**** Extracted material

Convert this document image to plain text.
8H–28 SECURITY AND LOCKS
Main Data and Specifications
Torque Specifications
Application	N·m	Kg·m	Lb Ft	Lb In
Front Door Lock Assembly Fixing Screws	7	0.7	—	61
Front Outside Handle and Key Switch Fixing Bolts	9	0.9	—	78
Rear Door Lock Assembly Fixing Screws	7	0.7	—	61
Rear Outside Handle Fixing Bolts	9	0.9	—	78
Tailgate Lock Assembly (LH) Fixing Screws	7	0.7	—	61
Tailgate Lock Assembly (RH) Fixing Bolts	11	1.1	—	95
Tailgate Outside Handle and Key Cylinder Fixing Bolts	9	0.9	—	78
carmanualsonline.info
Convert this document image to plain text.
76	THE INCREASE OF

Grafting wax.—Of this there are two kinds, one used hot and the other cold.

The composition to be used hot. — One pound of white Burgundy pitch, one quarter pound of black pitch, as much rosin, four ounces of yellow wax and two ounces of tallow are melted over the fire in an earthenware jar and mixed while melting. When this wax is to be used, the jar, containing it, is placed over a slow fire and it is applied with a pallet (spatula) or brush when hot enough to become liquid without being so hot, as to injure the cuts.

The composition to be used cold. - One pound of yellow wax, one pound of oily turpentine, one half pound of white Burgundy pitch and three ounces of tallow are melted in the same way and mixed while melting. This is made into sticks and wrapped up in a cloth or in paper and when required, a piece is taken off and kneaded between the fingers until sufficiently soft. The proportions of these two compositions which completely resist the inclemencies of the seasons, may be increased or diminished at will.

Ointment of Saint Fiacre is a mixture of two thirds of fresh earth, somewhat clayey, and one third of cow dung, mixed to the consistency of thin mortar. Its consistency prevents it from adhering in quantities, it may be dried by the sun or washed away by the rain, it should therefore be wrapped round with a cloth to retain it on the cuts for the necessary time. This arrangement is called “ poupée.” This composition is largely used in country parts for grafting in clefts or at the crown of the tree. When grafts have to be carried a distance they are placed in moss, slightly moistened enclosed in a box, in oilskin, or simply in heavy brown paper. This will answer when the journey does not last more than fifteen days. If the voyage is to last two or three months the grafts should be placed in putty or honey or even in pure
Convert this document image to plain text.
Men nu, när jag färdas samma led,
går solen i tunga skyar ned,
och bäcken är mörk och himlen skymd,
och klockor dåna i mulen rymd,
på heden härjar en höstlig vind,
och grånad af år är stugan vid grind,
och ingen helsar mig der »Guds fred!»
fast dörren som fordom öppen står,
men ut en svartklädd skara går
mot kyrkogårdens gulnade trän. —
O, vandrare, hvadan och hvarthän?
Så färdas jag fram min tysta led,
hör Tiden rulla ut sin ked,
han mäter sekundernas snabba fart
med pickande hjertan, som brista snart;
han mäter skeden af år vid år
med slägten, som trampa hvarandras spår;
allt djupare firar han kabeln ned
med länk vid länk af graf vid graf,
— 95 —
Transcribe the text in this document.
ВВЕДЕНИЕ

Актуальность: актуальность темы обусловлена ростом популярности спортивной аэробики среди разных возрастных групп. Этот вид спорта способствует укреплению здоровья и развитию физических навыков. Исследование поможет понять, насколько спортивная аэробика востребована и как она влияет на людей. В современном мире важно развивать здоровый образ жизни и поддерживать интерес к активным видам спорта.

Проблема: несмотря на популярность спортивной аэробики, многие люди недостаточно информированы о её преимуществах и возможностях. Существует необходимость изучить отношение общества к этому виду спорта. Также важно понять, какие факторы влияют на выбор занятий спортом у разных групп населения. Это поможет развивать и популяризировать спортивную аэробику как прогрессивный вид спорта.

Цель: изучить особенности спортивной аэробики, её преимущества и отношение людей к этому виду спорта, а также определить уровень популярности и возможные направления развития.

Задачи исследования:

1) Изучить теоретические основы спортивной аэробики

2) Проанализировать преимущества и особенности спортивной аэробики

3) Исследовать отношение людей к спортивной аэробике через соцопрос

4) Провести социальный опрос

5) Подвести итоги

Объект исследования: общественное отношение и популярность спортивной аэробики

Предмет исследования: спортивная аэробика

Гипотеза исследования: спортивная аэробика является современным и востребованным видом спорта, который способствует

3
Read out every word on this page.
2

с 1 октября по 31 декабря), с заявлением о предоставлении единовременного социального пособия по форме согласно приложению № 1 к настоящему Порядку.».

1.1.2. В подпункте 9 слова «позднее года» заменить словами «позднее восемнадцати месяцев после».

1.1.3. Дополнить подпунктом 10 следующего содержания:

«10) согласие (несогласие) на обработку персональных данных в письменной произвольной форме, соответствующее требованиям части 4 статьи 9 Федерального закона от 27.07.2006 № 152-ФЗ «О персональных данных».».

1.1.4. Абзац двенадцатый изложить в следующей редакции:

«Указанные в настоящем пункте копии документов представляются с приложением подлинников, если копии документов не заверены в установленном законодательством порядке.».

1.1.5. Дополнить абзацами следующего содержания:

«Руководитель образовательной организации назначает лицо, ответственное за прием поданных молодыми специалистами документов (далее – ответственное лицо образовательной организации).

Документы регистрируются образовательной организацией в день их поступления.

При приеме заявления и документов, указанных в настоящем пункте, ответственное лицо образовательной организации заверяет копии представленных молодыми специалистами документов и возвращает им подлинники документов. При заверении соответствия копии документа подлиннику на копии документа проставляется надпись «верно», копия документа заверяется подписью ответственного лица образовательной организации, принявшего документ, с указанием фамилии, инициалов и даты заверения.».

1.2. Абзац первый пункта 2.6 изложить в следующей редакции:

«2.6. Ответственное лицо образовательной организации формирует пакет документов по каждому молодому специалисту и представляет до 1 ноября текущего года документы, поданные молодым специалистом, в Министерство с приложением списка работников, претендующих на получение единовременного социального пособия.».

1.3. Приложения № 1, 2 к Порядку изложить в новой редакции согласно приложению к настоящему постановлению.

********

- [Task goal]
Each line above must be printed exactly as it appears.

- [Answer for the task]
Convert this document image to plain text.
8H–28 SECURITY AND LOCKS
Main Data and Specifications
Torque Specifications
Application	N·m	Kg·m	Lb Ft	Lb In
Front Door Lock Assembly Fixing Screws	7	0.7	—	61
Front Outside Handle and Key Switch Fixing Bolts	9	0.9	—	78
Rear Door Lock Assembly Fixing Screws	7	0.7	—	61
Rear Outside Handle Fixing Bolts	9	0.9	—	78
Tailgate Lock Assembly (LH) Fixing Screws	7	0.7	—	61
Tailgate Lock Assembly (RH) Fixing Bolts	11	1.1	—	95
Tailgate Outside Handle and Key Cylinder Fixing Bolts	9	0.9	—	78
carmanualsonline.info
Convert this document image to plain text.
76	THE INCREASE OF

Grafting wax.—Of this there are two kinds, one used hot and the other cold.

The composition to be used hot. — One pound of white Burgundy pitch, one quarter pound of black pitch, as much rosin, four ounces of yellow wax and two ounces of tallow are melted over the fire in an earthenware jar and mixed while melting. When this wax is to be used, the jar, containing it, is placed over a slow fire and it is applied with a pallet (spatula) or brush when hot enough to become liquid without being so hot, as to injure the cuts.

The composition to be used cold. - One pound of yellow wax, one pound of oily turpentine, one half pound of white Burgundy pitch and three ounces of tallow are melted in the same way and mixed while melting. This is made into sticks and wrapped up in a cloth or in paper and when required, a piece is taken off and kneaded between the fingers until sufficiently soft. The proportions of these two compositions which completely resist the inclemencies of the seasons, may be increased or diminished at will.

Ointment of Saint Fiacre is a mixture of two thirds of fresh earth, somewhat clayey, and one third of cow dung, mixed to the consistency of thin mortar. Its consistency prevents it from adhering in quantities, it may be dried by the sun or washed away by the rain, it should therefore be wrapped round with a cloth to retain it on the cuts for the necessary time. This arrangement is called “ poupée.” This composition is largely used in country parts for grafting in clefts or at the crown of the tree. When grafts have to be carried a distance they are placed in moss, slightly moistened enclosed in a box, in oilskin, or simply in heavy brown paper. This will answer when the journey does not last more than fifteen days. If the voyage is to last two or three months the grafts should be placed in putty or honey or even in pure
Convert this document image to plain text.
Men nu, när jag färdas samma led,
går solen i tunga skyar ned,
och bäcken är mörk och himlen skymd,
och klockor dåna i mulen rymd,
på heden härjar en höstlig vind,
och grånad af år är stugan vid grind,
och ingen helsar mig der »Guds fred!»
fast dörren som fordom öppen står,
men ut en svartklädd skara går
mot kyrkogårdens gulnade trän. —
O, vandrare, hvadan och hvarthän?
Så färdas jag fram min tysta led,
hör Tiden rulla ut sin ked,
han mäter sekundernas snabba fart
med pickande hjertan, som brista snart;
han mäter skeden af år vid år
med slägten, som trampa hvarandras spår;
allt djupare firar han kabeln ned
med länk vid länk af graf vid graf,
— 95 —
Transcribe the text in this document.
ВВЕДЕНИЕ

Актуальность: актуальность темы обусловлена ростом популярности спортивной аэробики среди разных возрастных групп. Этот вид спорта способствует укреплению здоровья и развитию физических навыков. Исследование поможет понять, насколько спортивная аэробика востребована и как она влияет на людей. В современном мире важно развивать здоровый образ жизни и поддерживать интерес к активным видам спорта.

Проблема: несмотря на популярность спортивной аэробики, многие люди недостаточно информированы о её преимуществах и возможностях. Существует необходимость изучить отношение общества к этому виду спорта. Также важно понять, какие факторы влияют на выбор занятий спортом у разных групп населения. Это поможет развивать и популяризировать спортивную аэробику как прогрессивный вид спорта.

Цель: изучить особенности спортивной аэробики, её преимущества и отношение людей к этому виду спорта, а также определить уровень популярности и возможные направления развития.

Задачи исследования:

1) Изучить теоретические основы спортивной аэробики

2) Проанализировать преимущества и особенности спортивной аэробики

3) Исследовать отношение людей к спортивной аэробике через соцопрос

4) Провести социальный опрос

5) Подвести итоги

Объект исследования: общественное отношение и популярность спортивной аэробики

Предмет исследования: спортивная аэробика

Гипотеза исследования: спортивная аэробика является современным и востребованным видом спорта, который способствует

3
Read out every word on this page.
2

с 1 октября по 31 декабря), с заявлением о предоставлении единовременного социального пособия по форме согласно приложению № 1 к настоящему Порядку.».

1.1.2. В подпункте 9 слова «позднее года» заменить словами «позднее восемнадцати месяцев после».

1.1.3. Дополнить подпунктом 10 следующего содержания:

«10) согласие (несогласие) на обработку персональных данных в письменной произвольной форме, соответствующее требованиям части 4 статьи 9 Федерального закона от 27.07.2006 № 152-ФЗ «О персональных данных».».

1.1.4. Абзац двенадцатый изложить в следующей редакции:

«Указанные в настоящем пункте копии документов представляются с приложением подлинников, если копии документов не заверены в установленном законодательством порядке.».

1.1.5. Дополнить абзацами следующего содержания:

«Руководитель образовательной организации назначает лицо, ответственное за прием поданных молодыми специалистами документов (далее – ответственное лицо образовательной организации).

Документы регистрируются образовательной организацией в день их поступления.

При приеме заявления и документов, указанных в настоящем пункте, ответственное лицо образовательной организации заверяет копии представленных молодыми специалистами документов и возвращает им подлинники документов. При заверении соответствия копии документа подлиннику на копии документа проставляется надпись «верно», копия документа заверяется подписью ответственного лица образовательной организации, принявшего документ, с указанием фамилии, инициалов и даты заверения.».

1.2. Абзац первый пункта 2.6 изложить в следующей редакции:

«2.6. Ответственное лицо образовательной организации формирует пакет документов по каждому молодому специалисту и представляет до 1 ноября текущего года документы, поданные молодым специалистом, в Министерство с приложением списка работников, претендующих на получение единовременного социального пособия.».

1.3. Приложения № 1, 2 к Порядку изложить в новой редакции согласно приложению к настоящему постановлению.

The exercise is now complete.